▼▼▼

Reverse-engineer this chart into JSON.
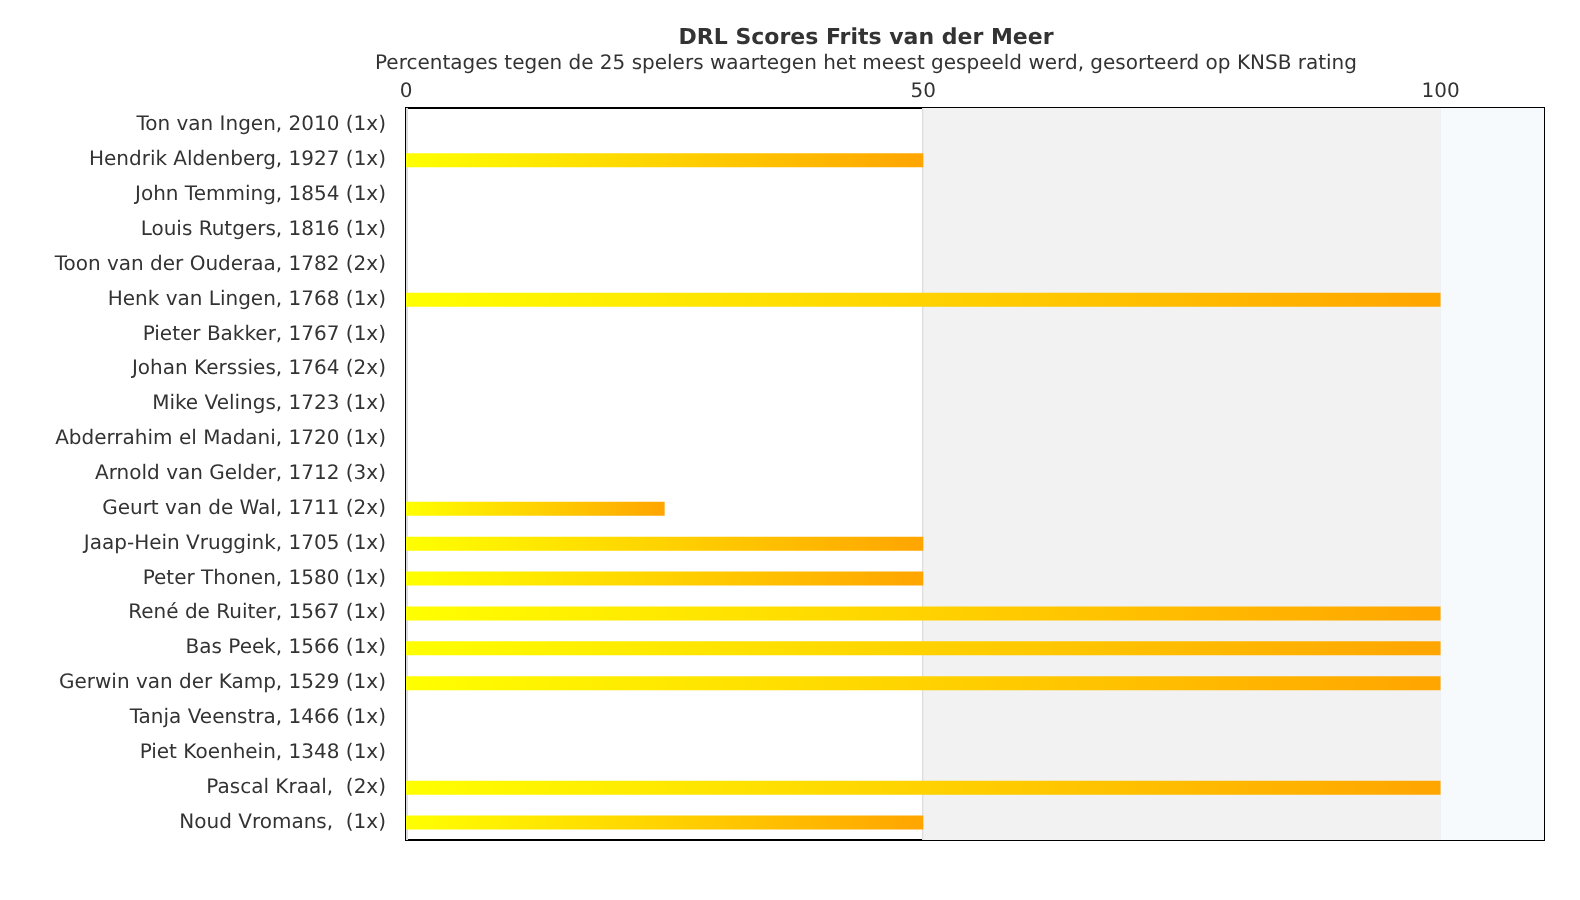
{
  "chart_data": {
    "type": "bar",
    "orientation": "horizontal",
    "title": "DRL Scores Frits van der Meer",
    "subtitle": "Percentages tegen de 25 spelers waartegen het meest gespeeld werd, gesorteerd op KNSB rating",
    "categories": [
      "Ton van Ingen, 2010 (1x)",
      "Hendrik Aldenberg, 1927 (1x)",
      "John Temming, 1854 (1x)",
      "Louis Rutgers, 1816 (1x)",
      "Toon van der Ouderaa, 1782 (2x)",
      "Henk van Lingen, 1768 (1x)",
      "Pieter Bakker, 1767 (1x)",
      "Johan Kerssies, 1764 (2x)",
      "Mike Velings, 1723 (1x)",
      "Abderrahim el Madani, 1720 (1x)",
      "Arnold van Gelder, 1712 (3x)",
      "Geurt van de Wal, 1711 (2x)",
      "Jaap-Hein Vruggink, 1705 (1x)",
      "Peter Thonen, 1580 (1x)",
      "René de Ruiter, 1567 (1x)",
      "Bas Peek, 1566 (1x)",
      "Gerwin van der Kamp, 1529 (1x)",
      "Tanja Veenstra, 1466 (1x)",
      "Piet Koenhein, 1348 (1x)",
      "Pascal Kraal,  (2x)",
      "Noud Vromans,  (1x)"
    ],
    "values": [
      0,
      50,
      0,
      0,
      0,
      100,
      0,
      0,
      0,
      0,
      0,
      25,
      50,
      50,
      100,
      100,
      100,
      0,
      0,
      100,
      50
    ],
    "color": "#ffa500",
    "xlim": [
      0,
      110
    ],
    "xticks": [
      0,
      50,
      100
    ],
    "grid": "x",
    "bands": [
      {
        "axis": "x",
        "from": 50,
        "to": 100,
        "color": "#f2f2f2"
      },
      {
        "axis": "x",
        "from": 100,
        "to": 110,
        "color": "#f7fafc"
      }
    ]
  }
}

▲▲▲

Written problem
Output all of the records exactly as they appear above, but not the pictures.

Answer
Reverse-engineer this chart into JSON.
{
  "chart_data": {
    "type": "bar",
    "orientation": "horizontal",
    "title": "DRL Scores Frits van der Meer",
    "subtitle": "Percentages tegen de 25 spelers waartegen het meest gespeeld werd, gesorteerd op KNSB rating",
    "categories": [
      "Ton van Ingen, 2010 (1x)",
      "Hendrik Aldenberg, 1927 (1x)",
      "John Temming, 1854 (1x)",
      "Louis Rutgers, 1816 (1x)",
      "Toon van der Ouderaa, 1782 (2x)",
      "Henk van Lingen, 1768 (1x)",
      "Pieter Bakker, 1767 (1x)",
      "Johan Kerssies, 1764 (2x)",
      "Mike Velings, 1723 (1x)",
      "Abderrahim el Madani, 1720 (1x)",
      "Arnold van Gelder, 1712 (3x)",
      "Geurt van de Wal, 1711 (2x)",
      "Jaap-Hein Vruggink, 1705 (1x)",
      "Peter Thonen, 1580 (1x)",
      "René de Ruiter, 1567 (1x)",
      "Bas Peek, 1566 (1x)",
      "Gerwin van der Kamp, 1529 (1x)",
      "Tanja Veenstra, 1466 (1x)",
      "Piet Koenhein, 1348 (1x)",
      "Pascal Kraal,  (2x)",
      "Noud Vromans,  (1x)"
    ],
    "values": [
      0,
      50,
      0,
      0,
      0,
      100,
      0,
      0,
      0,
      0,
      0,
      25,
      50,
      50,
      100,
      100,
      100,
      0,
      0,
      100,
      50
    ],
    "color": "#ffa500",
    "xlim": [
      0,
      110
    ],
    "xticks": [
      0,
      50,
      100
    ],
    "grid": "x",
    "bands": [
      {
        "axis": "x",
        "from": 50,
        "to": 100,
        "color": "#f2f2f2"
      },
      {
        "axis": "x",
        "from": 100,
        "to": 110,
        "color": "#f7fafc"
      }
    ]
  }
}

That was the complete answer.